[Part of a data file]
━━━━━━
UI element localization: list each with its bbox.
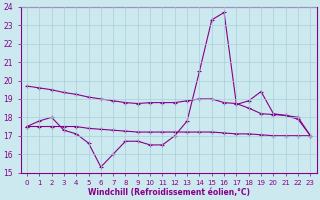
X-axis label: Windchill (Refroidissement éolien,°C): Windchill (Refroidissement éolien,°C) (88, 188, 250, 197)
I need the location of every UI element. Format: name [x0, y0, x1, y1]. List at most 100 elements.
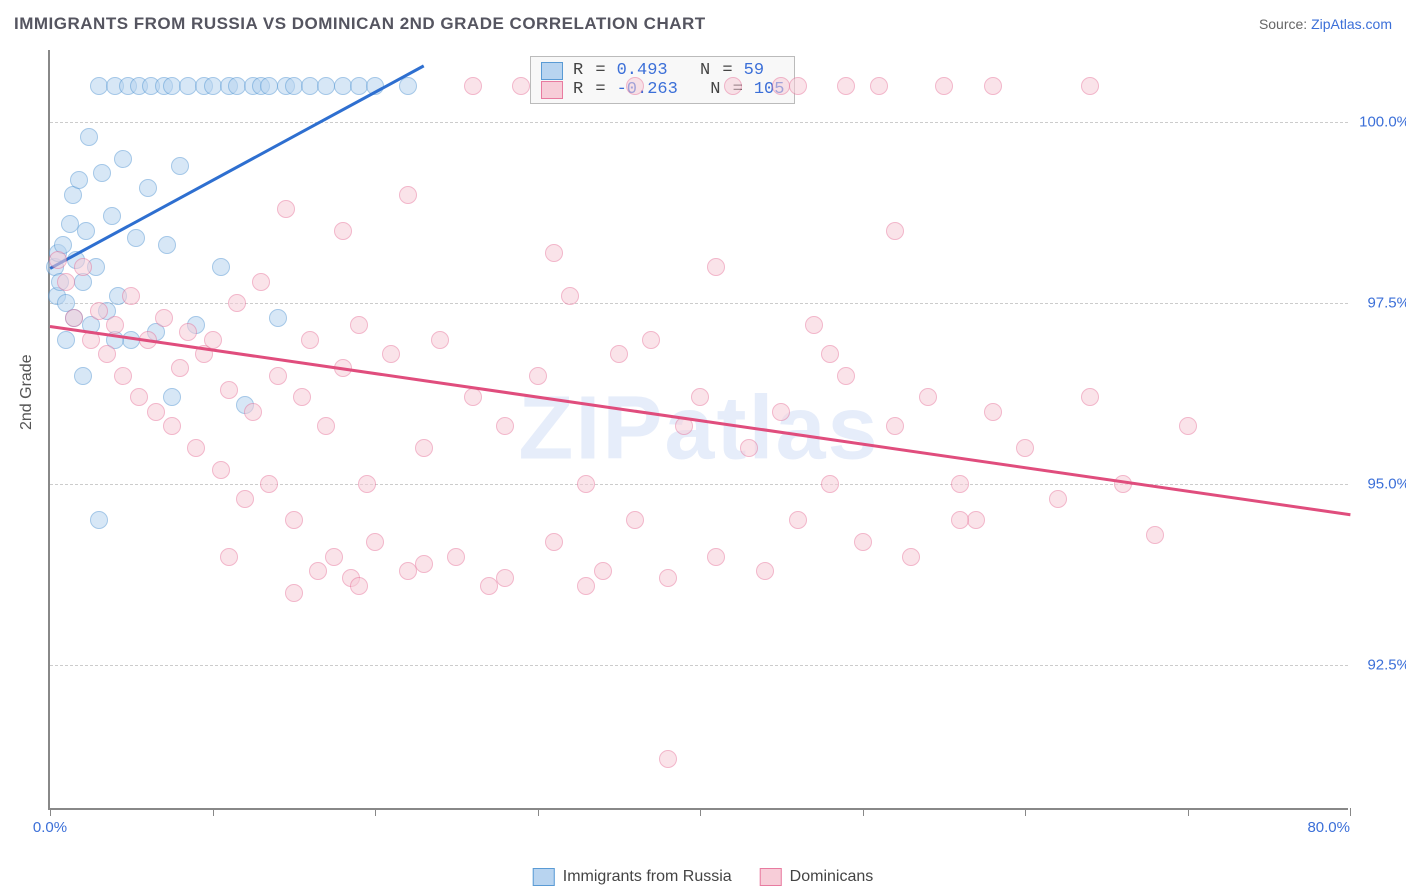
data-point	[577, 577, 595, 595]
data-point	[772, 403, 790, 421]
data-point	[309, 562, 327, 580]
data-point	[626, 77, 644, 95]
legend-swatch	[541, 81, 563, 99]
source-link[interactable]: ZipAtlas.com	[1311, 16, 1392, 32]
data-point	[103, 207, 121, 225]
data-point	[65, 309, 83, 327]
data-point	[171, 157, 189, 175]
data-point	[1081, 77, 1099, 95]
data-point	[252, 273, 270, 291]
data-point	[179, 323, 197, 341]
data-point	[707, 258, 725, 276]
r-label: R =	[573, 80, 607, 99]
data-point	[114, 367, 132, 385]
data-point	[529, 367, 547, 385]
data-point	[659, 569, 677, 587]
gridline	[50, 122, 1348, 123]
data-point	[269, 367, 287, 385]
data-point	[821, 475, 839, 493]
data-point	[1016, 439, 1034, 457]
data-point	[447, 548, 465, 566]
chart-header: IMMIGRANTS FROM RUSSIA VS DOMINICAN 2ND …	[0, 0, 1406, 40]
data-point	[740, 439, 758, 457]
x-tick-label: 0.0%	[33, 819, 67, 836]
data-point	[260, 475, 278, 493]
data-point	[98, 345, 116, 363]
data-point	[659, 750, 677, 768]
correlation-row: R =-0.263 N =105	[541, 80, 784, 99]
data-point	[935, 77, 953, 95]
data-point	[212, 258, 230, 276]
legend-item: Dominicans	[760, 868, 874, 886]
data-point	[821, 345, 839, 363]
legend-swatch	[760, 868, 782, 886]
data-point	[158, 236, 176, 254]
data-point	[350, 316, 368, 334]
data-point	[772, 77, 790, 95]
data-point	[594, 562, 612, 580]
data-point	[967, 511, 985, 529]
data-point	[399, 77, 417, 95]
data-point	[334, 222, 352, 240]
y-tick-label: 95.0%	[1354, 476, 1406, 493]
source-attribution: Source: ZipAtlas.com	[1259, 16, 1392, 32]
data-point	[1081, 388, 1099, 406]
data-point	[285, 511, 303, 529]
data-point	[1049, 490, 1067, 508]
data-point	[106, 316, 124, 334]
legend-label: Dominicans	[790, 868, 874, 886]
data-point	[837, 367, 855, 385]
data-point	[350, 577, 368, 595]
data-point	[77, 222, 95, 240]
x-tick	[700, 808, 701, 816]
data-point	[49, 251, 67, 269]
data-point	[577, 475, 595, 493]
data-point	[228, 294, 246, 312]
trend-line	[50, 325, 1350, 516]
data-point	[496, 569, 514, 587]
data-point	[984, 77, 1002, 95]
data-point	[691, 388, 709, 406]
data-point	[114, 150, 132, 168]
data-point	[886, 222, 904, 240]
data-point	[325, 548, 343, 566]
data-point	[74, 367, 92, 385]
source-label: Source:	[1259, 16, 1311, 32]
data-point	[155, 309, 173, 327]
legend-swatch	[541, 62, 563, 80]
scatter-chart: ZIPatlas R = 0.493 N = 59R =-0.263 N =10…	[48, 50, 1348, 810]
data-point	[382, 345, 400, 363]
y-tick-label: 92.5%	[1354, 657, 1406, 674]
data-point	[127, 229, 145, 247]
data-point	[93, 164, 111, 182]
data-point	[139, 179, 157, 197]
data-point	[854, 533, 872, 551]
y-tick-label: 100.0%	[1354, 114, 1406, 131]
data-point	[285, 584, 303, 602]
data-point	[610, 345, 628, 363]
data-point	[244, 403, 262, 421]
data-point	[919, 388, 937, 406]
x-tick	[538, 808, 539, 816]
data-point	[1179, 417, 1197, 435]
n-label: N =	[678, 61, 734, 80]
r-label: R =	[573, 61, 607, 80]
data-point	[464, 388, 482, 406]
data-point	[301, 331, 319, 349]
data-point	[480, 577, 498, 595]
data-point	[74, 258, 92, 276]
x-tick	[1350, 808, 1351, 816]
correlation-row: R = 0.493 N = 59	[541, 61, 784, 80]
data-point	[220, 381, 238, 399]
data-point	[724, 77, 742, 95]
x-tick	[50, 808, 51, 816]
data-point	[512, 77, 530, 95]
data-point	[212, 461, 230, 479]
data-point	[70, 171, 88, 189]
data-point	[415, 555, 433, 573]
data-point	[886, 417, 904, 435]
data-point	[171, 359, 189, 377]
data-point	[984, 403, 1002, 421]
x-tick	[213, 808, 214, 816]
data-point	[415, 439, 433, 457]
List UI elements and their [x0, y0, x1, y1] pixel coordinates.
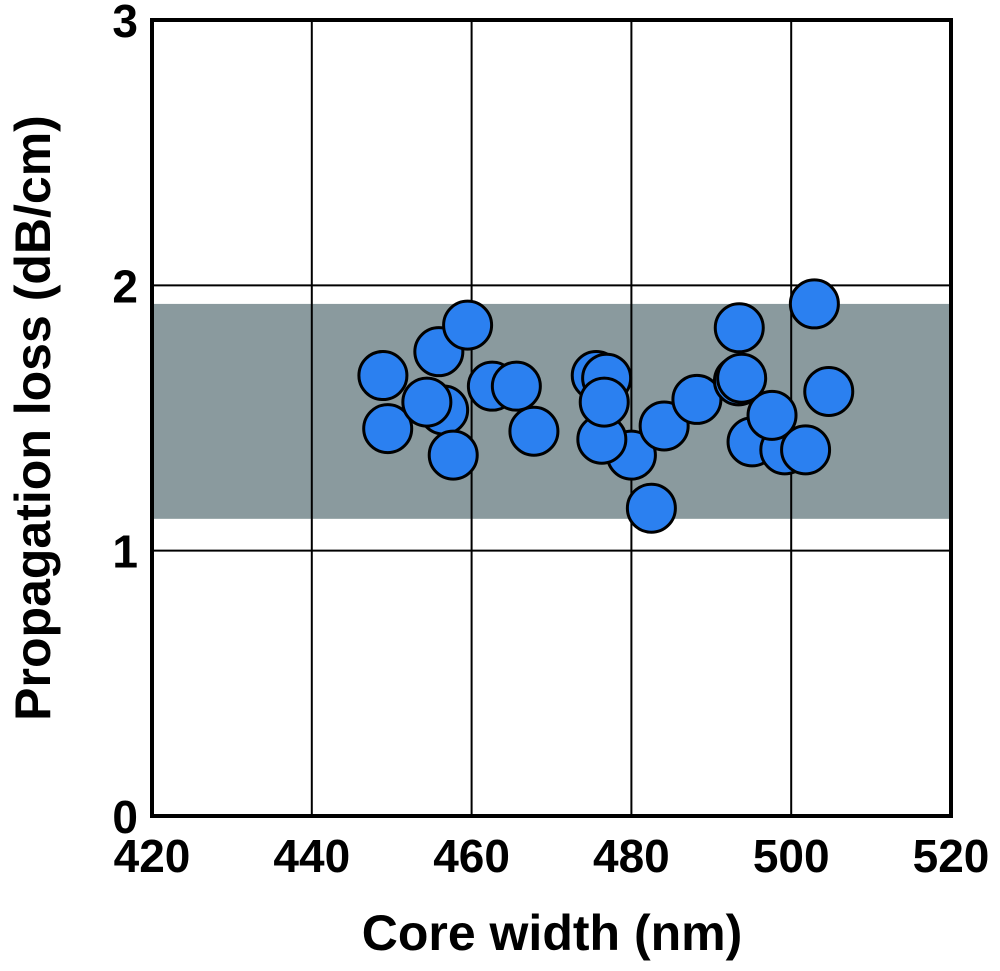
x-tick-label: 520: [913, 830, 990, 882]
y-tick-label: 1: [112, 526, 138, 578]
data-point: [578, 376, 630, 428]
data-point: [401, 376, 453, 428]
x-tick-label: 420: [114, 830, 191, 882]
y-tick-label: 3: [112, 0, 138, 47]
data-point: [490, 360, 542, 412]
data-point: [716, 352, 768, 404]
y-tick-label: 2: [112, 260, 138, 312]
y-axis-label: Propagation loss (dB/cm): [5, 115, 61, 721]
data-point: [713, 302, 765, 354]
data-point: [788, 278, 840, 330]
data-point: [780, 424, 832, 476]
data-point: [803, 365, 855, 417]
x-tick-label: 440: [273, 830, 350, 882]
y-tick-label: 0: [112, 791, 138, 843]
x-axis-label: Core width (nm): [362, 905, 743, 961]
x-tick-label: 500: [753, 830, 830, 882]
data-point: [362, 403, 414, 455]
data-point: [671, 373, 723, 425]
plot-frame: [150, 18, 953, 818]
data-point: [625, 482, 677, 534]
data-point: [357, 350, 409, 402]
x-tick-label: 480: [593, 830, 670, 882]
data-point: [427, 429, 479, 481]
data-point: [442, 299, 494, 351]
x-tick-label: 460: [433, 830, 510, 882]
data-point: [746, 389, 798, 441]
data-point: [508, 405, 560, 457]
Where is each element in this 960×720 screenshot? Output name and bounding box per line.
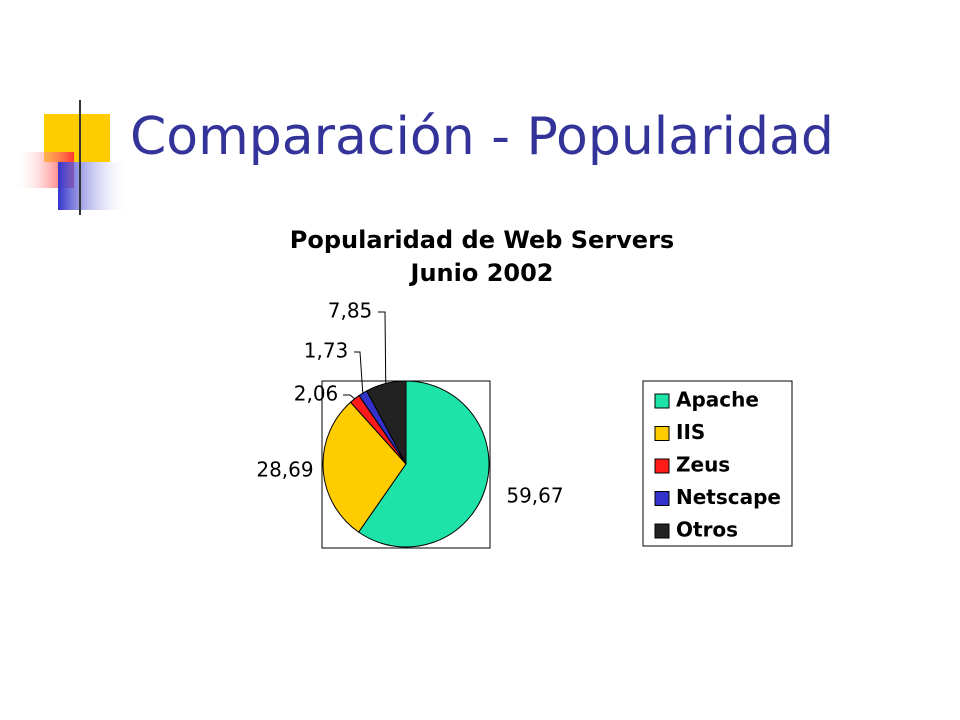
data-label: 28,69 [256,458,313,482]
leader-line [378,311,387,384]
slide-decoration [14,100,870,215]
slide-title: Comparación - Popularidad [130,107,834,167]
pie-slice [322,401,407,533]
legend-swatch [654,426,670,441]
legend-label: IIS [676,420,705,444]
legend-label: Otros [676,518,738,542]
leader-line [354,351,364,394]
pie-slice [366,380,407,465]
legend-label: Apache [676,388,759,412]
legend-swatch [654,523,670,539]
data-label: 7,85 [328,299,373,323]
data-label: 2,06 [294,382,339,406]
chart-subtitle: Junio 2002 [409,259,554,287]
legend-label: Zeus [676,453,730,477]
legend-swatch [654,393,670,409]
legend-swatch [654,491,670,506]
pie-slice [357,380,490,548]
chart-title: Popularidad de Web Servers [290,226,674,254]
leader-line [343,394,355,400]
legend-frame [642,380,793,547]
legend-label: Netscape [676,485,781,509]
data-label: 59,67 [506,484,563,508]
data-label: 1,73 [304,339,349,363]
legend-swatch [654,458,670,474]
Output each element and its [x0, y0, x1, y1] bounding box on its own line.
━━━━━━
*Work to do:*
Repeat the rows from the line with "X-axis label: Windchill" to the line with "I need the location", both included, without any changes.

*Result of the task:*
X-axis label: Windchill (Refroidissement éolien,°C): Windchill (Refroidissement éolien,°C) (88, 188, 250, 197)
I need the location of every UI element. Format: name [x0, y0, x1, y1]. List at most 100 elements.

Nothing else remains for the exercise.